### YOUR GOAL
In the records below, find the line that contains "Read out every word on this page.". Retype that line and all the lines after it through the end, leaving out the pictures.
>> Begin
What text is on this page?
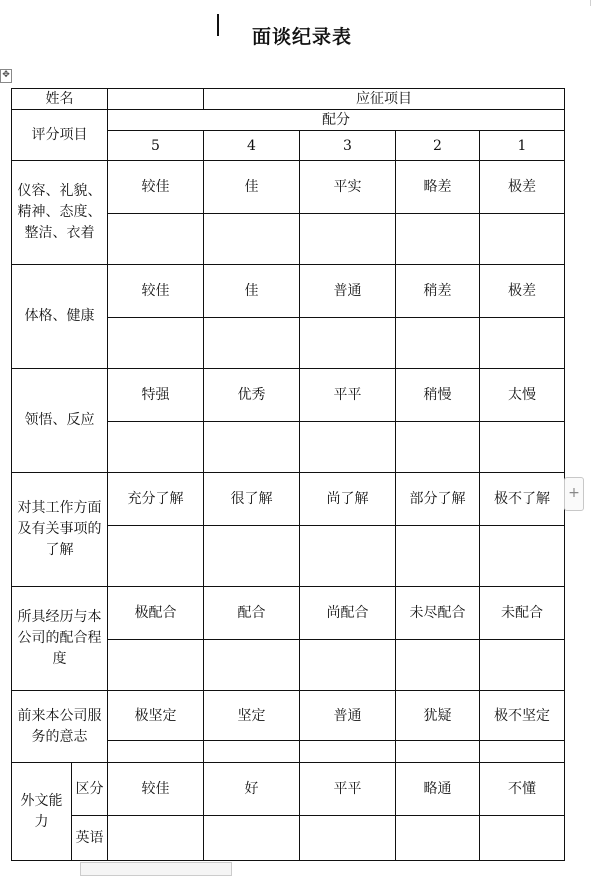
面谈纪录表
✥
姓名			应征项目			
评分项目		配分				
		5	4	3	2	1
仪容、礼貌、精神、态度、整洁、衣着		较佳	佳	平实	略差	极差

体格、健康		较佳	佳	普通	稍差	极差

领悟、反应		特强	优秀	平平	稍慢	太慢

对其工作方面及有关事项的了解		充分了解	很了解	尚了解	部分了解	极不了解

所具经历与本公司的配合程度		极配合	配合	尚配合	未尽配合	未配合

前来本公司服务的意志		极坚定	坚定	普通	犹疑	极不坚定

外文能力	区分	较佳	好	平平	略通	不懂
	英语					
+
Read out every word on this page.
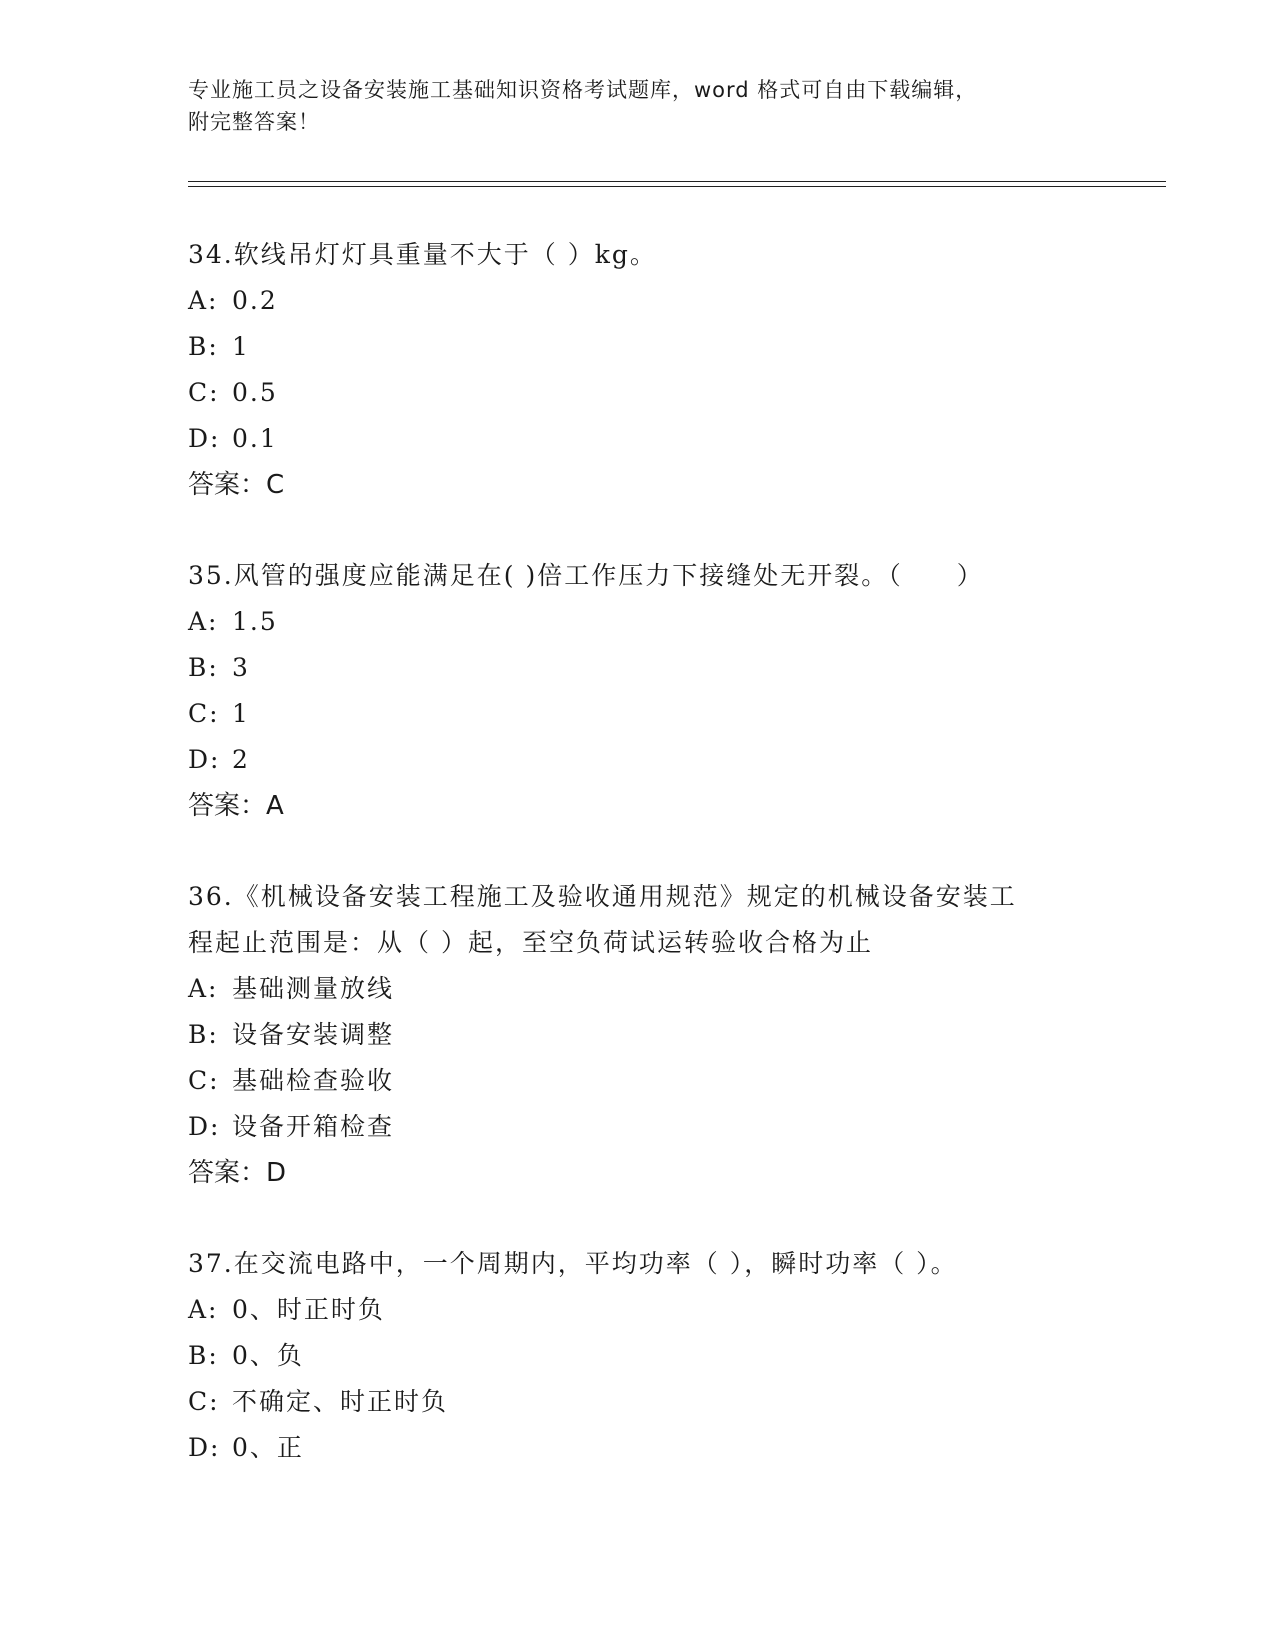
专业施工员之设备安装施工基础知识资格考试题库，word 格式可自由下载编辑，
附完整答案！
34.软线吊灯灯具重量不大于（ ）kg。
A: 0.2
B: 1
C: 0.5
D: 0.1
答案：C
35.风管的强度应能满足在( )倍工作压力下接缝处无开裂。（　　）
A: 1.5
B: 3
C: 1
D: 2
答案：A
36.《机械设备安装工程施工及验收通用规范》规定的机械设备安装工
程起止范围是：从（ ）起，至空负荷试运转验收合格为止
A: 基础测量放线
B: 设备安装调整
C: 基础检查验收
D: 设备开箱检查
答案：D
37.在交流电路中，一个周期内，平均功率（ ），瞬时功率（ ）。
A: 0、时正时负
B: 0、负
C: 不确定、时正时负
D: 0、正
>> End
### TASK RESPONSE
Read out every word on this page.
专业施工员之设备安装施工基础知识资格考试题库，word 格式可自由下载编辑，
附完整答案！
34.软线吊灯灯具重量不大于（ ）kg。
A: 0.2
B: 1
C: 0.5
D: 0.1
答案：C
35.风管的强度应能满足在( )倍工作压力下接缝处无开裂。（　　）
A: 1.5
B: 3
C: 1
D: 2
答案：A
36.《机械设备安装工程施工及验收通用规范》规定的机械设备安装工
程起止范围是：从（ ）起，至空负荷试运转验收合格为止
A: 基础测量放线
B: 设备安装调整
C: 基础检查验收
D: 设备开箱检查
答案：D
37.在交流电路中，一个周期内，平均功率（ ），瞬时功率（ ）。
A: 0、时正时负
B: 0、负
C: 不确定、时正时负
D: 0、正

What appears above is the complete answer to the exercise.